%%

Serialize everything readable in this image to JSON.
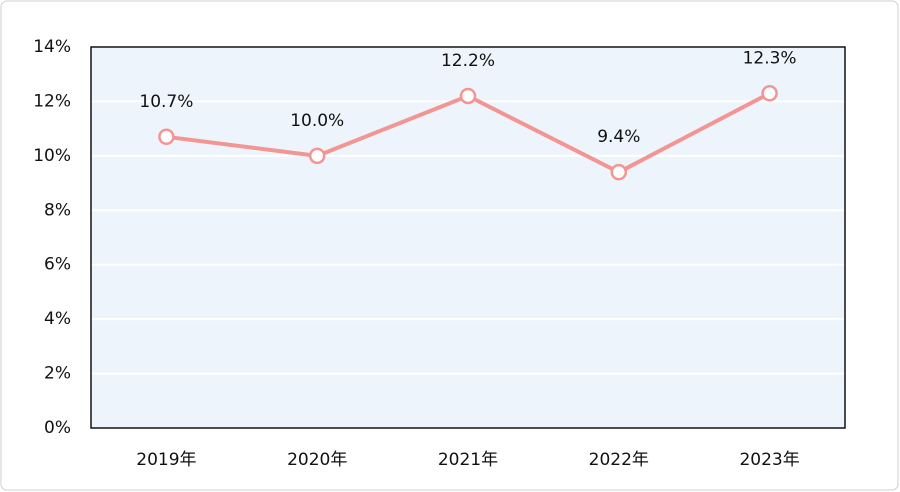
{
  "chart_data": {
    "type": "line",
    "categories": [
      "2019年",
      "2020年",
      "2021年",
      "2022年",
      "2023年"
    ],
    "values": [
      10.7,
      10.0,
      12.2,
      9.4,
      12.3
    ],
    "value_labels": [
      "10.7%",
      "10.0%",
      "12.2%",
      "9.4%",
      "12.3%"
    ],
    "color": "#f39593",
    "ylim": [
      0,
      14
    ],
    "yticks": [
      {
        "value": 0,
        "label": "0%"
      },
      {
        "value": 2,
        "label": "2%"
      },
      {
        "value": 4,
        "label": "4%"
      },
      {
        "value": 6,
        "label": "6%"
      },
      {
        "value": 8,
        "label": "8%"
      },
      {
        "value": 10,
        "label": "10%"
      },
      {
        "value": 12,
        "label": "12%"
      },
      {
        "value": 14,
        "label": "14%"
      }
    ],
    "grid": true
  }
}
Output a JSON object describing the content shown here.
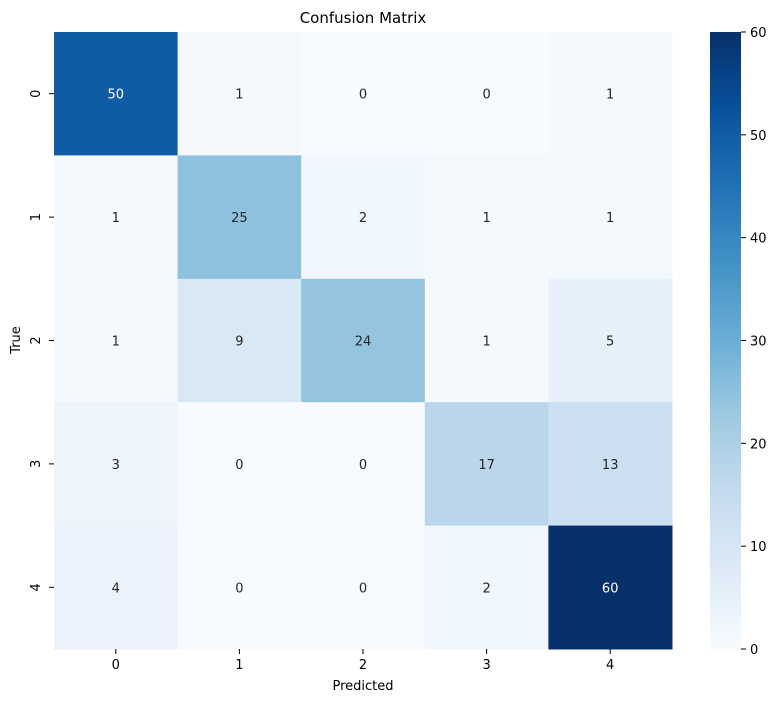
{
  "chart_data": {
    "type": "heatmap",
    "title": "Confusion Matrix",
    "xlabel": "Predicted",
    "ylabel": "True",
    "x_categories": [
      "0",
      "1",
      "2",
      "3",
      "4"
    ],
    "y_categories": [
      "0",
      "1",
      "2",
      "3",
      "4"
    ],
    "values": [
      [
        50,
        1,
        0,
        0,
        1
      ],
      [
        1,
        25,
        2,
        1,
        1
      ],
      [
        1,
        9,
        24,
        1,
        5
      ],
      [
        3,
        0,
        0,
        17,
        13
      ],
      [
        4,
        0,
        0,
        2,
        60
      ]
    ],
    "colormap": "Blues",
    "vmin": 0,
    "vmax": 60,
    "colorbar_ticks": [
      0,
      10,
      20,
      30,
      40,
      50,
      60
    ],
    "colors": {
      "blues_stops": [
        "#f7fbff",
        "#deebf7",
        "#c6dbef",
        "#9ecae1",
        "#6baed6",
        "#4292c6",
        "#2171b5",
        "#08519c",
        "#08306b"
      ]
    }
  }
}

%%

**Required work:**
Drop the pictures and reproduce the rest of the entries above exactly.

**Task output:**
Serialize everything readable in this image to JSON.
{
  "chart_data": {
    "type": "line",
    "categories": [
      "2019年",
      "2020年",
      "2021年",
      "2022年",
      "2023年"
    ],
    "values": [
      10.7,
      10.0,
      12.2,
      9.4,
      12.3
    ],
    "value_labels": [
      "10.7%",
      "10.0%",
      "12.2%",
      "9.4%",
      "12.3%"
    ],
    "color": "#f39593",
    "ylim": [
      0,
      14
    ],
    "yticks": [
      {
        "value": 0,
        "label": "0%"
      },
      {
        "value": 2,
        "label": "2%"
      },
      {
        "value": 4,
        "label": "4%"
      },
      {
        "value": 6,
        "label": "6%"
      },
      {
        "value": 8,
        "label": "8%"
      },
      {
        "value": 10,
        "label": "10%"
      },
      {
        "value": 12,
        "label": "12%"
      },
      {
        "value": 14,
        "label": "14%"
      }
    ],
    "grid": true
  }
}
Output a JSON object describing the content shown here.
{
  "chart_data": {
    "type": "heatmap",
    "title": "Confusion Matrix",
    "xlabel": "Predicted",
    "ylabel": "True",
    "x_categories": [
      "0",
      "1",
      "2",
      "3",
      "4"
    ],
    "y_categories": [
      "0",
      "1",
      "2",
      "3",
      "4"
    ],
    "values": [
      [
        50,
        1,
        0,
        0,
        1
      ],
      [
        1,
        25,
        2,
        1,
        1
      ],
      [
        1,
        9,
        24,
        1,
        5
      ],
      [
        3,
        0,
        0,
        17,
        13
      ],
      [
        4,
        0,
        0,
        2,
        60
      ]
    ],
    "colormap": "Blues",
    "vmin": 0,
    "vmax": 60,
    "colorbar_ticks": [
      0,
      10,
      20,
      30,
      40,
      50,
      60
    ],
    "colors": {
      "blues_stops": [
        "#f7fbff",
        "#deebf7",
        "#c6dbef",
        "#9ecae1",
        "#6baed6",
        "#4292c6",
        "#2171b5",
        "#08519c",
        "#08306b"
      ]
    }
  }
}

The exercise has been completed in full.